Required work: Read the listing below and copy out every line that holds "Montecito".

Data supplied:
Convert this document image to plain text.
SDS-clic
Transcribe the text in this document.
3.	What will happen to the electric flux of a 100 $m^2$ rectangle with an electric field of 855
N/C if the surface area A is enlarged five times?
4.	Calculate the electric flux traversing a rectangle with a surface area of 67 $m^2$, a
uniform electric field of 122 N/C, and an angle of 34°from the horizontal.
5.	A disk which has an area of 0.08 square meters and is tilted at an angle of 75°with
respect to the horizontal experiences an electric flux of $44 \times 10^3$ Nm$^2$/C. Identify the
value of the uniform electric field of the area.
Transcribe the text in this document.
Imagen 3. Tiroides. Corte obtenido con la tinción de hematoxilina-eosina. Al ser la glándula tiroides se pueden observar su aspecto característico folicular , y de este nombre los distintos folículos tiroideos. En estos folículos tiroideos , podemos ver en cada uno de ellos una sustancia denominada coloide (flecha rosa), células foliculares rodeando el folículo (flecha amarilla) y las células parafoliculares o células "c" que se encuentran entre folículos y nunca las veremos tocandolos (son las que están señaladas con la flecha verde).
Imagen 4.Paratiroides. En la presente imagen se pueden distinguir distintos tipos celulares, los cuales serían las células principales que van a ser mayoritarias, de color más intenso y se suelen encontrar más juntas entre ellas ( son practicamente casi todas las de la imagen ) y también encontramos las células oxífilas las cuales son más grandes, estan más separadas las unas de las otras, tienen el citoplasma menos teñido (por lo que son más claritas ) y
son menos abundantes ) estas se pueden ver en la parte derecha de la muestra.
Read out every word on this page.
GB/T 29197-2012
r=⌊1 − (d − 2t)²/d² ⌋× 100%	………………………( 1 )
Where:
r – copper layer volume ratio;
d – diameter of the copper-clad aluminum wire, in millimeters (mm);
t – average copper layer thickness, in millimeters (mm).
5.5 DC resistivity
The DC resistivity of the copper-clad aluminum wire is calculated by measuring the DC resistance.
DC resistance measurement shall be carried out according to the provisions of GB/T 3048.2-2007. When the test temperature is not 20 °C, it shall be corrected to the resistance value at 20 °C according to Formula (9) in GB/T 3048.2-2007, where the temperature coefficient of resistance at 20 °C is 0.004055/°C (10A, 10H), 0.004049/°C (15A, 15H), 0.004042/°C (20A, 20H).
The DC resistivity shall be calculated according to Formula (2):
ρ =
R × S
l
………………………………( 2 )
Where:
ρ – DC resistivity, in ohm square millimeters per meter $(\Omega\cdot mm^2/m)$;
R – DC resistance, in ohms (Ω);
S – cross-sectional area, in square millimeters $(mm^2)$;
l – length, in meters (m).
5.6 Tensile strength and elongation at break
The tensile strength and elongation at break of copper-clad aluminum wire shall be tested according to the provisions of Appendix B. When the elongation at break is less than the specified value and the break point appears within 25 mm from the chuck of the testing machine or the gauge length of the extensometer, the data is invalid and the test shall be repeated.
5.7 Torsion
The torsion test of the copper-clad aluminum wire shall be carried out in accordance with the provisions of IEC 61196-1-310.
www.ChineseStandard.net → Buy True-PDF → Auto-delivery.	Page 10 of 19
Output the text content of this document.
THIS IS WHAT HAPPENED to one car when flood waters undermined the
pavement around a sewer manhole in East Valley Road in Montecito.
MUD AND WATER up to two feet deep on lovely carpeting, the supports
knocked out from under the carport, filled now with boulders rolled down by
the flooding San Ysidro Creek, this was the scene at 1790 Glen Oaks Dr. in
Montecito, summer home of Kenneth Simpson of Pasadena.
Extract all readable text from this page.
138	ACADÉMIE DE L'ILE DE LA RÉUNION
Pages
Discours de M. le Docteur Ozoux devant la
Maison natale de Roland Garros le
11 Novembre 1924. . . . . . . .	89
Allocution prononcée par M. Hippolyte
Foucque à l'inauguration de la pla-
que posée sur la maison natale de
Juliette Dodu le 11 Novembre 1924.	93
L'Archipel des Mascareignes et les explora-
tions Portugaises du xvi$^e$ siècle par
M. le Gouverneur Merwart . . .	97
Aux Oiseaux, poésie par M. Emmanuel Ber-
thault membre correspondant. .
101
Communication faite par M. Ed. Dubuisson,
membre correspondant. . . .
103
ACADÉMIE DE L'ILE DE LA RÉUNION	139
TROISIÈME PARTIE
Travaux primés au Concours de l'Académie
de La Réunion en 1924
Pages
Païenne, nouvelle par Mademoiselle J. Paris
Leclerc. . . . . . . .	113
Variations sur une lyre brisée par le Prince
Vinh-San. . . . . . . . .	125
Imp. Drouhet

Result of this exercise:
pavement around a sewer manhole in East Valley Road in Montecito.
Montecito, summer home of Kenneth Simpson of Pasadena.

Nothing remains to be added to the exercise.